Return each line containing "activity".

[Dataset items]
——————
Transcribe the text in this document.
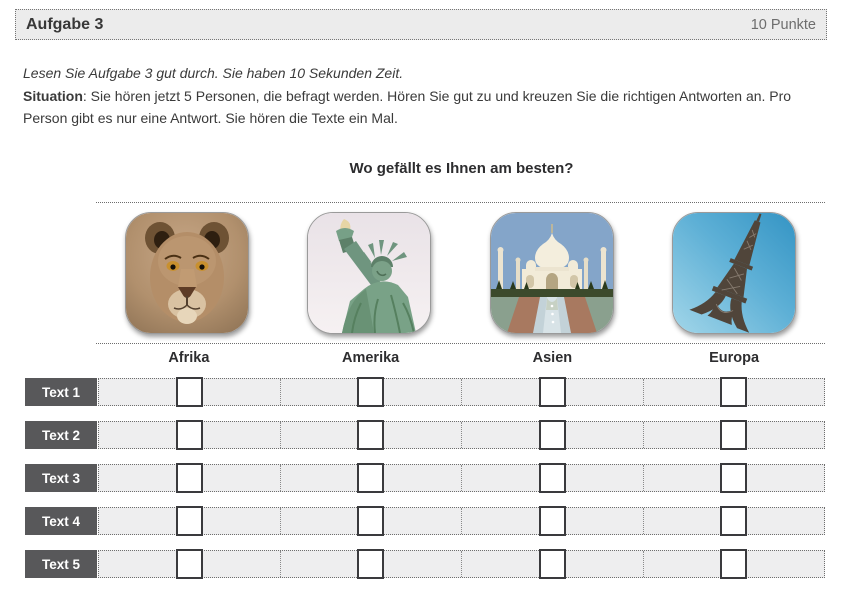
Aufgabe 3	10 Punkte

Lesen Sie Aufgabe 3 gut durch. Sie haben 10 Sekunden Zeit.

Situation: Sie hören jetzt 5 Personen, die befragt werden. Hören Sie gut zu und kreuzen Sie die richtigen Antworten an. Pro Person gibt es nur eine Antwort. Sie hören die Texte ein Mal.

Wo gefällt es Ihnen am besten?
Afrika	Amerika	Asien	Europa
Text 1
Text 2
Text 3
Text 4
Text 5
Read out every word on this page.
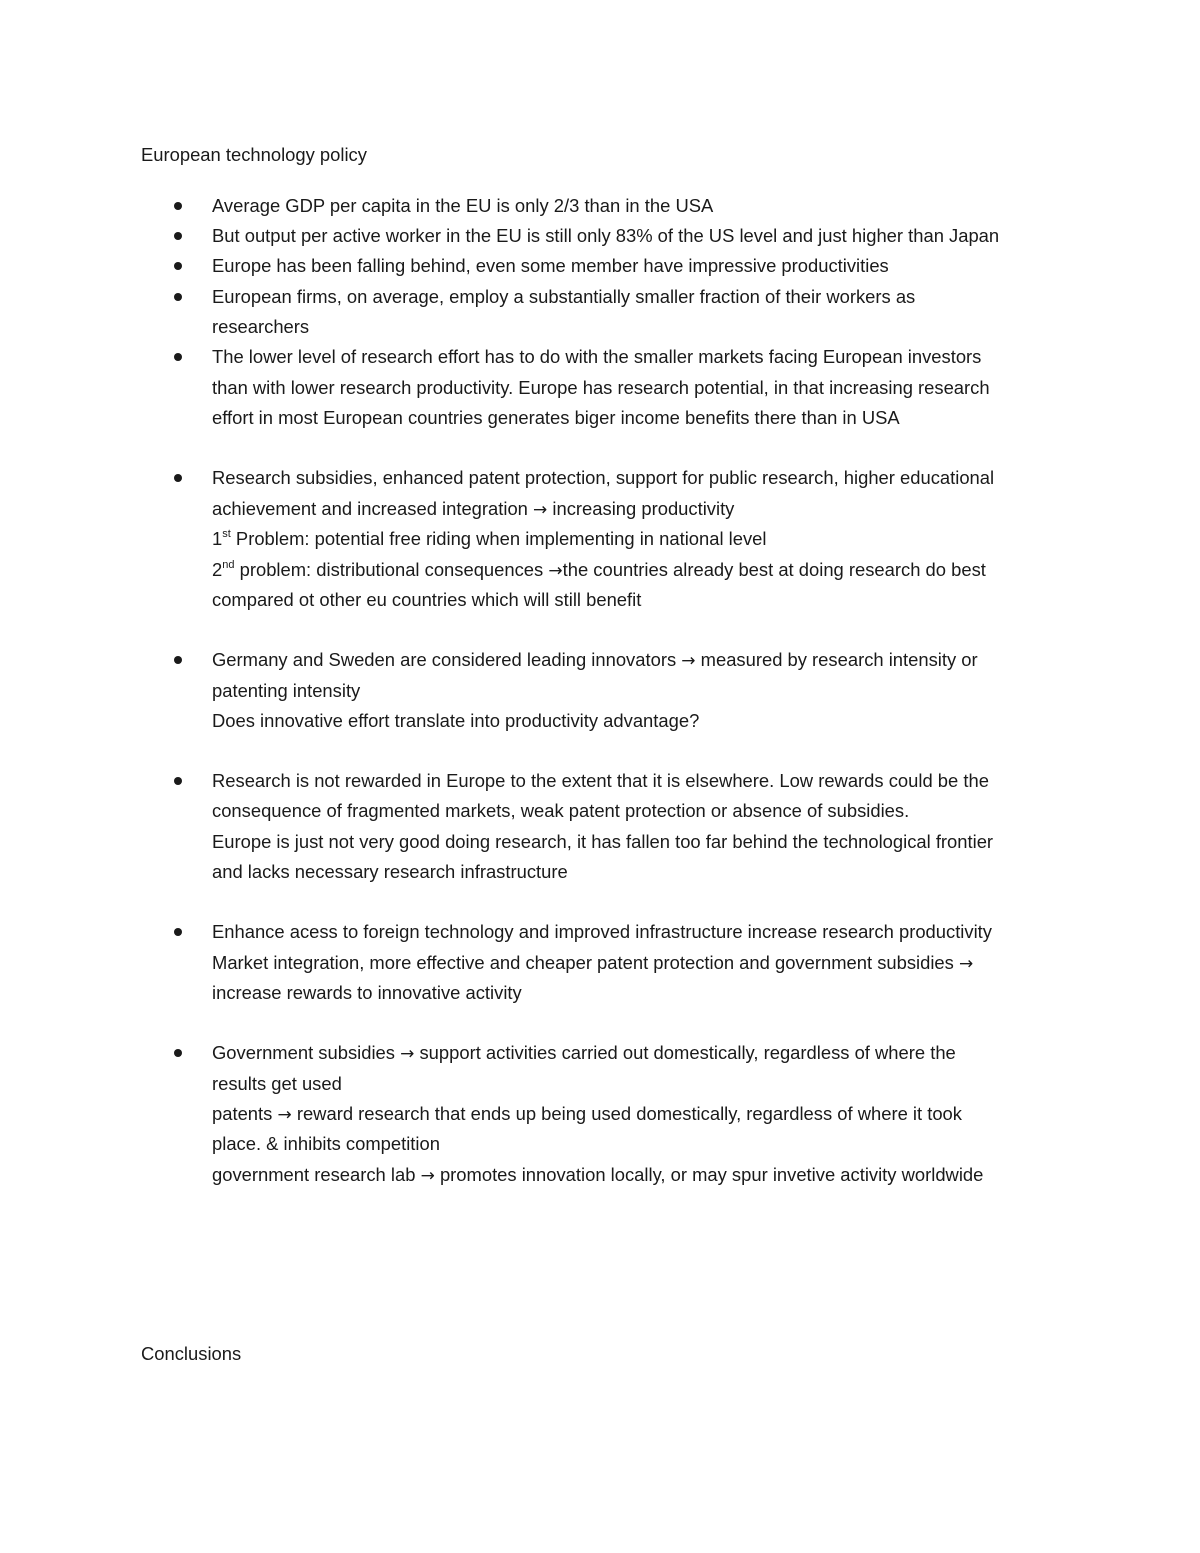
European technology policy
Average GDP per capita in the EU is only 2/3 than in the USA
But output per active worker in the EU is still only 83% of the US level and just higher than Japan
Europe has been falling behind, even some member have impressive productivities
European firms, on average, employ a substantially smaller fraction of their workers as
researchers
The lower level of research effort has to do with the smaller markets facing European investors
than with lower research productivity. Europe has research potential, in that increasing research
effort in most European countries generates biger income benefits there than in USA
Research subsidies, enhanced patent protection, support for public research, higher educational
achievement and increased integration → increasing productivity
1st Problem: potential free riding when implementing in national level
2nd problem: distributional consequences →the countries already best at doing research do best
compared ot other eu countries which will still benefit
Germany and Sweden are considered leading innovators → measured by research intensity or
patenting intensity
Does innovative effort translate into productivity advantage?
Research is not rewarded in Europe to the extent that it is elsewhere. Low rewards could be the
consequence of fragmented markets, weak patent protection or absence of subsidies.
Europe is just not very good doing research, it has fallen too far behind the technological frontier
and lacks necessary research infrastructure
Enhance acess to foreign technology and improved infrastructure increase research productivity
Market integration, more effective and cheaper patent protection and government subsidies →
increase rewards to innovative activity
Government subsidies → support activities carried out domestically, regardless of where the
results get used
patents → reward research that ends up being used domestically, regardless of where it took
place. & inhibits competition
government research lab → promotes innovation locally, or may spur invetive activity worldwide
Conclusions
——————
__The answer__
increase rewards to innovative activity
government research lab → promotes innovation locally, or may spur invetive activity worldwide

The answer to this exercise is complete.